(Data excerpts)
···
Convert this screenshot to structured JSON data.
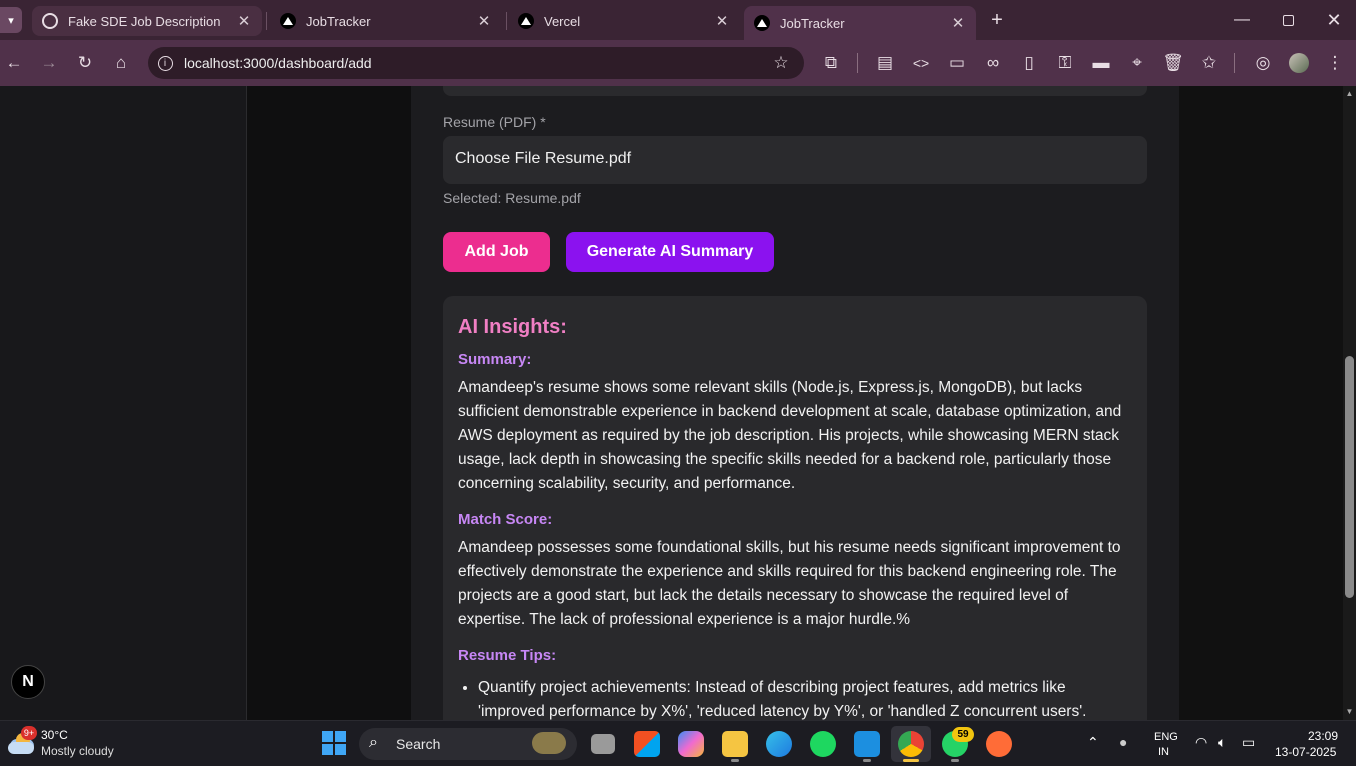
{
  "browser": {
    "tabs": [
      {
        "title": "Fake SDE Job Description",
        "icon": "chatgpt-icon"
      },
      {
        "title": "JobTracker",
        "icon": "vercel-triangle-icon"
      },
      {
        "title": "Vercel",
        "icon": "vercel-triangle-icon"
      },
      {
        "title": "JobTracker",
        "icon": "vercel-triangle-icon",
        "active": true
      }
    ],
    "url": "localhost:3000/dashboard/add"
  },
  "form": {
    "resume_label": "Resume (PDF) *",
    "file_input_text": "Choose File Resume.pdf",
    "selected_text": "Selected: Resume.pdf",
    "add_job_label": "Add Job",
    "generate_label": "Generate AI Summary"
  },
  "insights": {
    "title": "AI Insights:",
    "summary_heading": "Summary:",
    "summary_text": "Amandeep's resume shows some relevant skills (Node.js, Express.js, MongoDB), but lacks sufficient demonstrable experience in backend development at scale, database optimization, and AWS deployment as required by the job description. His projects, while showcasing MERN stack usage, lack depth in showcasing the specific skills needed for a backend role, particularly those concerning scalability, security, and performance.",
    "match_heading": "Match Score:",
    "match_text": "Amandeep possesses some foundational skills, but his resume needs significant improvement to effectively demonstrate the experience and skills required for this backend engineering role. The projects are a good start, but lack the details necessary to showcase the required level of expertise. The lack of professional experience is a major hurdle.%",
    "tips_heading": "Resume Tips:",
    "tips": [
      "Quantify project achievements: Instead of describing project features, add metrics like 'improved performance by X%', 'reduced latency by Y%', or 'handled Z concurrent users'."
    ]
  },
  "next_badge": "N",
  "taskbar": {
    "weather_temp": "30°C",
    "weather_desc": "Mostly cloudy",
    "weather_badge": "9+",
    "search_label": "Search",
    "whatsapp_badge": "59",
    "lang_line1": "ENG",
    "lang_line2": "IN",
    "time": "23:09",
    "date": "13-07-2025"
  },
  "colors": {
    "add_job": "#ec2d8f",
    "generate": "#8b12ef",
    "insights_title": "#f07fc4",
    "section_heading": "#c787f5"
  }
}
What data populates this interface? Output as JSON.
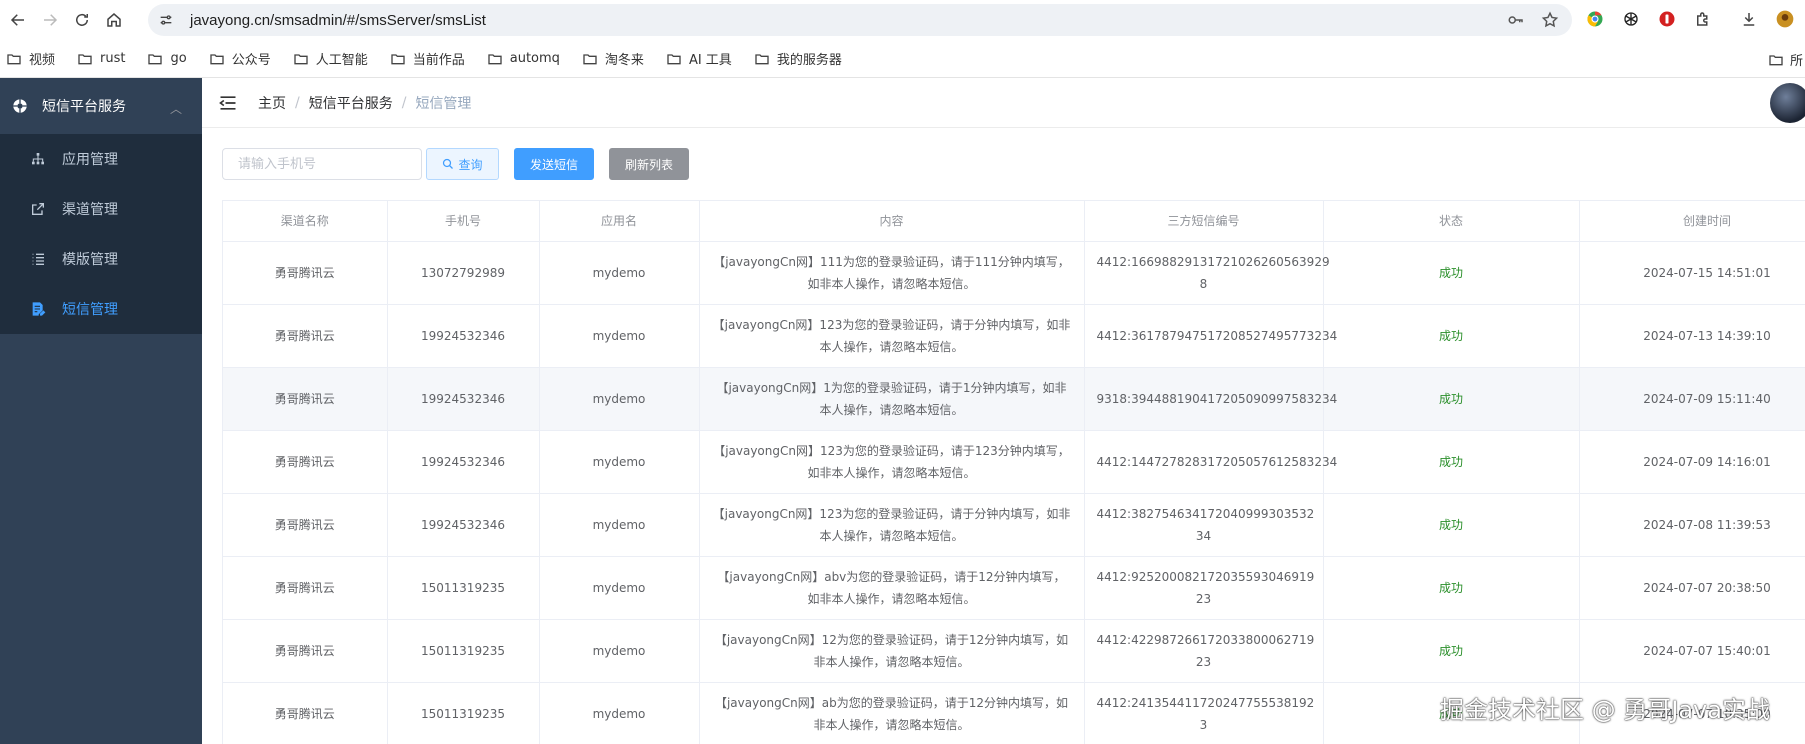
···
AIM
Print the entries above exactly, taking out only the pictures.

THE SOLUTION
Convert this screenshot to structured JSON data.
{
  "browser": {
    "tabs": [
      {
        "title": "Fake SDE Job Description",
        "icon": "chatgpt-icon"
      },
      {
        "title": "JobTracker",
        "icon": "vercel-triangle-icon"
      },
      {
        "title": "Vercel",
        "icon": "vercel-triangle-icon"
      },
      {
        "title": "JobTracker",
        "icon": "vercel-triangle-icon",
        "active": true
      }
    ],
    "url": "localhost:3000/dashboard/add"
  },
  "form": {
    "resume_label": "Resume (PDF) *",
    "file_input_text": "Choose File Resume.pdf",
    "selected_text": "Selected: Resume.pdf",
    "add_job_label": "Add Job",
    "generate_label": "Generate AI Summary"
  },
  "insights": {
    "title": "AI Insights:",
    "summary_heading": "Summary:",
    "summary_text": "Amandeep's resume shows some relevant skills (Node.js, Express.js, MongoDB), but lacks sufficient demonstrable experience in backend development at scale, database optimization, and AWS deployment as required by the job description. His projects, while showcasing MERN stack usage, lack depth in showcasing the specific skills needed for a backend role, particularly those concerning scalability, security, and performance.",
    "match_heading": "Match Score:",
    "match_text": "Amandeep possesses some foundational skills, but his resume needs significant improvement to effectively demonstrate the experience and skills required for this backend engineering role. The projects are a good start, but lack the details necessary to showcase the required level of expertise. The lack of professional experience is a major hurdle.%",
    "tips_heading": "Resume Tips:",
    "tips": [
      "Quantify project achievements: Instead of describing project features, add metrics like 'improved performance by X%', 'reduced latency by Y%', or 'handled Z concurrent users'."
    ]
  },
  "next_badge": "N",
  "taskbar": {
    "weather_temp": "30°C",
    "weather_desc": "Mostly cloudy",
    "weather_badge": "9+",
    "search_label": "Search",
    "whatsapp_badge": "59",
    "lang_line1": "ENG",
    "lang_line2": "IN",
    "time": "23:09",
    "date": "13-07-2025"
  },
  "colors": {
    "add_job": "#ec2d8f",
    "generate": "#8b12ef",
    "insights_title": "#f07fc4",
    "section_heading": "#c787f5"
  }
}
What data populates this interface? Output as JSON.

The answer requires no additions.